§ Information supplied
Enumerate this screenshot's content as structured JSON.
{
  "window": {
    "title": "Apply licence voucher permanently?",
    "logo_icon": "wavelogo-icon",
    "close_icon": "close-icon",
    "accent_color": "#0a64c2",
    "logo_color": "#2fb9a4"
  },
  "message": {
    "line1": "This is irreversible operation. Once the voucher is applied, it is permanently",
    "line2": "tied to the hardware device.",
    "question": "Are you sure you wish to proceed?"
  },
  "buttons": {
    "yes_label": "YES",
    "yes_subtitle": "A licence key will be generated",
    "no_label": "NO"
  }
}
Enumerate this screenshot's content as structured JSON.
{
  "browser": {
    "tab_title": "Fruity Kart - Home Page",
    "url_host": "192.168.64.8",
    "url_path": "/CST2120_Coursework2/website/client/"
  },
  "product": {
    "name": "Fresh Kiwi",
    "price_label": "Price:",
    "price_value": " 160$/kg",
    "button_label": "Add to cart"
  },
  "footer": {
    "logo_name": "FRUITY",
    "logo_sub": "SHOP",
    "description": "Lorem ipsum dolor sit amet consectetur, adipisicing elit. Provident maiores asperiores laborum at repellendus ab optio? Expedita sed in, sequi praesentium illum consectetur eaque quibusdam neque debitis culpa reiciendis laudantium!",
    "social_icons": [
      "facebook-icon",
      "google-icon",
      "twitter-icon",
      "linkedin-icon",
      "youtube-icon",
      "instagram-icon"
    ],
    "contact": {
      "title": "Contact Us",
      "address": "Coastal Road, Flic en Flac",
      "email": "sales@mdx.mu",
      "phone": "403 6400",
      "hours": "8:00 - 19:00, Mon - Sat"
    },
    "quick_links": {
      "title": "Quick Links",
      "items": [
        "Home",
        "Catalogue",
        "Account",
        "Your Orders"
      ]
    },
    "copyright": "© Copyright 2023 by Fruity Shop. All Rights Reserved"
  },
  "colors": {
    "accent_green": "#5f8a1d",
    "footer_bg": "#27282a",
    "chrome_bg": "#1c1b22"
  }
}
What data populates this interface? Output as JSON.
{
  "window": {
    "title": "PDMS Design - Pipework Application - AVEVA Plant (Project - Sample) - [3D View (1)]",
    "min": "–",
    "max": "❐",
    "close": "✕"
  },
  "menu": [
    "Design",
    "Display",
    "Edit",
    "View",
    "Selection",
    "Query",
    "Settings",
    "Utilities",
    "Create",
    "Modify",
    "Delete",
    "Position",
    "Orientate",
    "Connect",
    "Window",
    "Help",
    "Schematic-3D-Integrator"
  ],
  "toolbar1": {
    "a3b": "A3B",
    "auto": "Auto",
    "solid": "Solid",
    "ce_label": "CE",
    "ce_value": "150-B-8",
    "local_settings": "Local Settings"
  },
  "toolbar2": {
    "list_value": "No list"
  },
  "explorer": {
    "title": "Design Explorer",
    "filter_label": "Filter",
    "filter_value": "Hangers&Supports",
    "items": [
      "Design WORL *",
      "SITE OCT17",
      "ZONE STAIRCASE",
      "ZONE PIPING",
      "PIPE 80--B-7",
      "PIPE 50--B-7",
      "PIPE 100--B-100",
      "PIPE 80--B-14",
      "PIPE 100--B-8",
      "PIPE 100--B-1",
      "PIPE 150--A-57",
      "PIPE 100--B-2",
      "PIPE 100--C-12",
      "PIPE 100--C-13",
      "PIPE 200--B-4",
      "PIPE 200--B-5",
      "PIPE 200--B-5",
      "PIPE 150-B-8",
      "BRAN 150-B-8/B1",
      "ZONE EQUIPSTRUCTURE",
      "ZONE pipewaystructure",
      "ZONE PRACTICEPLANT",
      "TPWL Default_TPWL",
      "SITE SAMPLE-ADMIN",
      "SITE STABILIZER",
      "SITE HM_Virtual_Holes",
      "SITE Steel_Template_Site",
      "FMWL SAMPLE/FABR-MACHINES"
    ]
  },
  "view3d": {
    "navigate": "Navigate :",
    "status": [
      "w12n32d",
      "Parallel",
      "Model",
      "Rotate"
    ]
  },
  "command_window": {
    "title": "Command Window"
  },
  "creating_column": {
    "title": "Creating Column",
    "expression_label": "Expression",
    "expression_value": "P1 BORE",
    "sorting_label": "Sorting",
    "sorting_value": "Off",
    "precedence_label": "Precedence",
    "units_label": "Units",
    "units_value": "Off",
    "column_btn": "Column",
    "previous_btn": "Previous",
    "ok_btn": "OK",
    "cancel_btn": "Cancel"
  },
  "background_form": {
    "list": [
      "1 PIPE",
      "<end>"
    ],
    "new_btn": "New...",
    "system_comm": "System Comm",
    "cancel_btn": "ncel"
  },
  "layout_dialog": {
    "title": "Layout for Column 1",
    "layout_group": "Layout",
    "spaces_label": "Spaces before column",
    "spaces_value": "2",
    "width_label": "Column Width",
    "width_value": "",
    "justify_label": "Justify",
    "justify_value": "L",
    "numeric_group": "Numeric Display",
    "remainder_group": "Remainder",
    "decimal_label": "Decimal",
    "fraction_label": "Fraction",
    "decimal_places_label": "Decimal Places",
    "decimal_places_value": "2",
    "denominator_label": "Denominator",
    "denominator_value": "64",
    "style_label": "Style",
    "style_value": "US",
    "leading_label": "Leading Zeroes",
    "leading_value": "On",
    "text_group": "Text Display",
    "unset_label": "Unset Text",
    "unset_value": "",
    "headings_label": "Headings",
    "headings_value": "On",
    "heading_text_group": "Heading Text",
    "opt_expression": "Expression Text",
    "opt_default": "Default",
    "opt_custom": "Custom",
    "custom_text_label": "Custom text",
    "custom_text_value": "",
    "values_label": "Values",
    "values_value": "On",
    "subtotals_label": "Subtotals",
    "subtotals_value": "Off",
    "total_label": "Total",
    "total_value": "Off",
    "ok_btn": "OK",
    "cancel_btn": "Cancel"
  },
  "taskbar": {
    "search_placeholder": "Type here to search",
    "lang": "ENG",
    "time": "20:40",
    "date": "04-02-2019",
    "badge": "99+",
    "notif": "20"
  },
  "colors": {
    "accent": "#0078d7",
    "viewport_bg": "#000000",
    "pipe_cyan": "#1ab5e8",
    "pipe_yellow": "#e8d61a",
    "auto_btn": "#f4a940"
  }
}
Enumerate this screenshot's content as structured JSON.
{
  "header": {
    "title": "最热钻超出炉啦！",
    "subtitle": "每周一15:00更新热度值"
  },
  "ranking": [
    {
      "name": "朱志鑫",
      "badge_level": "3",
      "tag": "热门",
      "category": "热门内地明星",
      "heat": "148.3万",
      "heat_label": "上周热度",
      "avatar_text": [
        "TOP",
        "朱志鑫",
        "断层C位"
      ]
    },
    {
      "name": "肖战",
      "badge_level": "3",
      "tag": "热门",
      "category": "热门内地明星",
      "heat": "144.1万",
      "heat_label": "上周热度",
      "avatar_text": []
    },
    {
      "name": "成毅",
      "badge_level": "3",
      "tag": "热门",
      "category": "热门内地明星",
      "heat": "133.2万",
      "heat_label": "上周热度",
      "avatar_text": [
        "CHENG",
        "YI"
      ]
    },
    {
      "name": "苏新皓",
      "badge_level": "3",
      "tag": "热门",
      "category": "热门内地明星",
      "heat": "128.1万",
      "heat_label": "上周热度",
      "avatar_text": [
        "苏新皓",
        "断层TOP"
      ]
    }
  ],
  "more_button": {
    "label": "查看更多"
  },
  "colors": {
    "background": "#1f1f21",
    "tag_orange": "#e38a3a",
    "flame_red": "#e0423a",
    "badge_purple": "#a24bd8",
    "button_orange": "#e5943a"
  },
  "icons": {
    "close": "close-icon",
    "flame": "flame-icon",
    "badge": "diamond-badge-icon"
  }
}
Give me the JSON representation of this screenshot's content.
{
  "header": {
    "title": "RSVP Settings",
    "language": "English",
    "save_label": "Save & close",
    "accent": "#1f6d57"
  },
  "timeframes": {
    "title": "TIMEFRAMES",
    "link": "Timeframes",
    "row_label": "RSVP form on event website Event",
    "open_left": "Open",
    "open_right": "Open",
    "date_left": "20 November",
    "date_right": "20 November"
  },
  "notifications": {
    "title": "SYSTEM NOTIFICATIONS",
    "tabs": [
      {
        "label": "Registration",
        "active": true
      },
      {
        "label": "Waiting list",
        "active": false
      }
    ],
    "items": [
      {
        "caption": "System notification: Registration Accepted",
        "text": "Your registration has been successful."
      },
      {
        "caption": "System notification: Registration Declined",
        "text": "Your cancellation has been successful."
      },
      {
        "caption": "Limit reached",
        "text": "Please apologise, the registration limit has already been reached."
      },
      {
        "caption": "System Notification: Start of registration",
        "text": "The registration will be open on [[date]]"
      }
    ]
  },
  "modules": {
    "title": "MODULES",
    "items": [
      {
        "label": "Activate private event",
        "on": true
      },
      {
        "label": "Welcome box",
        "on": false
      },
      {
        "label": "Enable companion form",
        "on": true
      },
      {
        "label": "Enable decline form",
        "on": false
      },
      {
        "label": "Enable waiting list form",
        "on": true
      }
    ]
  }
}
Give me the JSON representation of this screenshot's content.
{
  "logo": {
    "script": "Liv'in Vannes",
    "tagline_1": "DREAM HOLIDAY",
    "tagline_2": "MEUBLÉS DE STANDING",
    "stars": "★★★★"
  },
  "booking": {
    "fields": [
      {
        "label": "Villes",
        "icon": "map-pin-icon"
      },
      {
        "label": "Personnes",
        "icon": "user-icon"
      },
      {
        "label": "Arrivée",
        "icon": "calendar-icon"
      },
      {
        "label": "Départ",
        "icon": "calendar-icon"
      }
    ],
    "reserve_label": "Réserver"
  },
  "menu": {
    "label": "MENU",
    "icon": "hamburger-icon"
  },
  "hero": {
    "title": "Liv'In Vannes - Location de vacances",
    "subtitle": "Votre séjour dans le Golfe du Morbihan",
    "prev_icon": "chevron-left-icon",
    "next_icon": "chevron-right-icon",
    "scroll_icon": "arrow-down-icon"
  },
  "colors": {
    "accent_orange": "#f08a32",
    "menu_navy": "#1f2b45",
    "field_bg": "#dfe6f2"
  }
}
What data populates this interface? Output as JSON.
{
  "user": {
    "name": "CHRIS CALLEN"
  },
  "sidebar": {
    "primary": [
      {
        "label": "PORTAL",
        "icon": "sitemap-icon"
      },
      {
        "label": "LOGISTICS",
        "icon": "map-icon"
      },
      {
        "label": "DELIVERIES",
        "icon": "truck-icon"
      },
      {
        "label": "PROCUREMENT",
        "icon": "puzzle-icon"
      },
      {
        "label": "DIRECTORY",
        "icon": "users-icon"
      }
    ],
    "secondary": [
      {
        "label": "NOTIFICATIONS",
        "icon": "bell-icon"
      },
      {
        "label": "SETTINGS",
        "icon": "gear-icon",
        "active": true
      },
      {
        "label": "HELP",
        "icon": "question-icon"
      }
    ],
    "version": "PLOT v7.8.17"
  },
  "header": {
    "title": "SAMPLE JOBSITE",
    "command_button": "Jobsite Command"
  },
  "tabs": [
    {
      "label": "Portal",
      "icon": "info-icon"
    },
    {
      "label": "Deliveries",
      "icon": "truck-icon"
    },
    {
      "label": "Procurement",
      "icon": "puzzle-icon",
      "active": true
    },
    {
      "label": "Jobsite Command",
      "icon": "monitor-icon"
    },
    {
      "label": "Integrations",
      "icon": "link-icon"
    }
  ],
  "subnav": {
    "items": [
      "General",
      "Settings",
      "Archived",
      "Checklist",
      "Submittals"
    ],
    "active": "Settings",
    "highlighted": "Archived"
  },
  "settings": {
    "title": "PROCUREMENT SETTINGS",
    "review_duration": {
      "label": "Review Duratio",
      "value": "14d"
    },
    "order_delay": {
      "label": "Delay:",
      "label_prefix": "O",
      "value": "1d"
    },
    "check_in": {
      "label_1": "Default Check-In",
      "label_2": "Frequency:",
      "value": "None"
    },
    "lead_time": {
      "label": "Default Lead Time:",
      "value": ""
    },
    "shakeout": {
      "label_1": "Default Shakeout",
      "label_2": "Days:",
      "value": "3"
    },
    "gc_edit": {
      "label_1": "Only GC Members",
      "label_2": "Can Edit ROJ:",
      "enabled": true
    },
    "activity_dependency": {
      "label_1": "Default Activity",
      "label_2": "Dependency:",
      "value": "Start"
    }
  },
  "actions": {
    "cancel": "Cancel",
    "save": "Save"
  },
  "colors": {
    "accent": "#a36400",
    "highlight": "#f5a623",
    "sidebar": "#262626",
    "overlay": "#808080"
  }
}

§ Exercise directions
Which lines in the records above contain the string "permanently"? Copy each one.

§ Exercise response
    "title": "Apply licence voucher permanently?",
    "line1": "This is irreversible operation. Once the voucher is applied, it is permanently",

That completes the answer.